Page —
******
Advertisment

IBM says it builds fastest silicon transistor

author-image
CIOL Bureau
New Update

EAST FISHKILL: International Business Machines Corp. on Monday said it had built a transistor, or an electronic switch, that can run at speeds of 350 billion cycles per second -- three times as fast as current technology. The transistor could lead to building extremely fast microchips, speeding up data transfers in wireless networks, IBM said.



Combining tens of thousands of transistors creates microchips, which are used in everything from cell phones to toasters to computers. This transistor is designed with communications applications in mind, IBM said. The IBM transistor is built with silicon-germanium, which is made of two materials: silicon, the most widely used semiconductor, and germanium, which is similar to silicon. When silicon and germanium are combined in layers, the transistor can switch faster.
******
Please continue the article on IBM's fast silicon-germanium transistor, starting right after its last sentence. The lines that come after this have nothing to do with it.

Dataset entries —
******
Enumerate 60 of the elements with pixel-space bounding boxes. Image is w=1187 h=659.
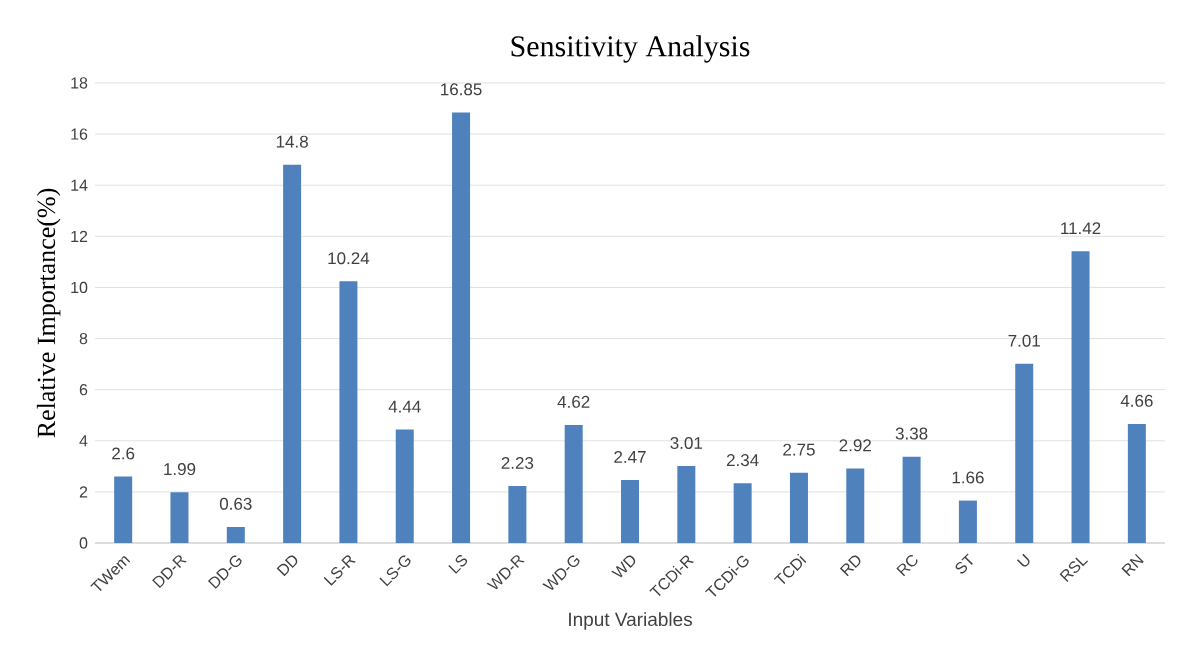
data-label: 2.23 <box>501 456 534 469</box>
x-tick-label: RD <box>839 555 861 577</box>
x-tick-label: U <box>1016 553 1030 567</box>
bar <box>114 476 133 543</box>
data-label: 4.66 <box>1120 394 1153 407</box>
bar <box>733 483 752 543</box>
x-tick-label: ST <box>955 553 973 574</box>
data-label: 1.99 <box>164 463 196 476</box>
y-tick-label: 14 <box>71 179 88 191</box>
data-label: 11.42 <box>1061 222 1101 235</box>
data-label: 10.24 <box>328 252 370 265</box>
data-label: 2.75 <box>783 443 815 456</box>
y-tick-label: 10 <box>71 281 88 294</box>
data-label: 1.66 <box>952 471 984 484</box>
y-tick-label: 4 <box>79 435 88 447</box>
bar <box>677 466 696 543</box>
bar <box>1127 423 1146 543</box>
y-tick-label: 2 <box>79 486 88 498</box>
bar <box>902 456 921 543</box>
x-axis-title: Input Variables <box>569 612 692 630</box>
data-label: 4.62 <box>557 395 590 408</box>
data-label: 2.6 <box>112 447 135 460</box>
bar <box>846 468 865 543</box>
bar <box>621 479 640 543</box>
data-label: 16.85 <box>441 83 482 96</box>
y-tick-label: 16 <box>71 128 88 140</box>
bar <box>508 486 527 543</box>
chart-title: Sensitivity Analysis <box>511 35 750 63</box>
bar <box>958 500 977 543</box>
data-label: 0.63 <box>219 497 252 510</box>
data-label: 3.01 <box>670 436 703 449</box>
bar <box>789 472 808 543</box>
bar <box>339 281 358 543</box>
x-tick-label: LS <box>448 555 468 574</box>
data-label: 4.44 <box>388 400 421 413</box>
data-label: 2.92 <box>839 439 871 452</box>
data-label: 2.47 <box>614 450 646 463</box>
bar <box>1015 363 1034 543</box>
y-tick-label: 0 <box>79 537 88 549</box>
x-tick-label: RN <box>1121 553 1144 577</box>
bar <box>170 492 189 543</box>
bar <box>452 112 471 543</box>
bar <box>1071 251 1090 543</box>
y-tick-label: 12 <box>71 230 88 242</box>
bar <box>395 429 414 543</box>
bar <box>283 164 302 543</box>
x-tick-label: WD <box>611 555 636 578</box>
y-tick-label: 18 <box>71 77 88 89</box>
data-label: 2.34 <box>726 454 759 467</box>
y-axis-title: Relative Importance(%) <box>36 188 61 438</box>
y-tick-label: 6 <box>79 384 88 396</box>
x-tick-label: RC <box>896 555 918 577</box>
x-tick-label: RSL <box>1059 557 1089 582</box>
bar <box>226 526 245 543</box>
bar <box>564 424 583 543</box>
data-label: 3.38 <box>895 427 928 440</box>
x-tick-label: DD <box>276 555 298 577</box>
data-label: 14.8 <box>276 135 308 148</box>
data-label: 7.01 <box>1008 334 1040 347</box>
y-tick-label: 8 <box>79 332 88 345</box>
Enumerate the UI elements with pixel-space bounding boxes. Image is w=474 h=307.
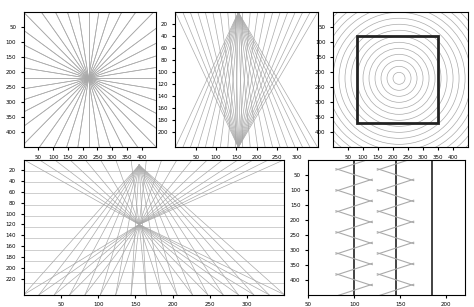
******
Exercise result —
Transistors based on silicon germanium, also called SiGe, can be combined with silicon-based transistors to create high-frequency circuits that are used in mobile phones, optical switches and other communications applications. IBM said it believes that by using the transistor, it can make a communications chip that runs at 150 gigahertz, or 150 billions of cycles per second, within two years. It said that such a chip would require less power and be low cost. That compares with current top communication chip speeds of about 50 gigahertz, an IBM spokesman said.



Use of a chip based on this transistor has more to do with the communications industry adopting faster technology than the development of the chip itself, an IBM executive said. "For example 10 gigabit ethernet going to 40 gigabit -- that adoption is slow," said Bijan Davari, a fellow and vice president of technology and emerging products in IBM's microelectronics group. Gigabit ethernet is a technology used in communications networks.



"When you want to go from 40 to 80 to 150, you can use this technology. We will be ready in a couple of years. The question is, is the industry there," Davari said. IBM will present details of the technology in a paper at the International Electron Devices Meeting in San Francisco to be held from December 9 to 11, he said.



(C) Reuters Ltd.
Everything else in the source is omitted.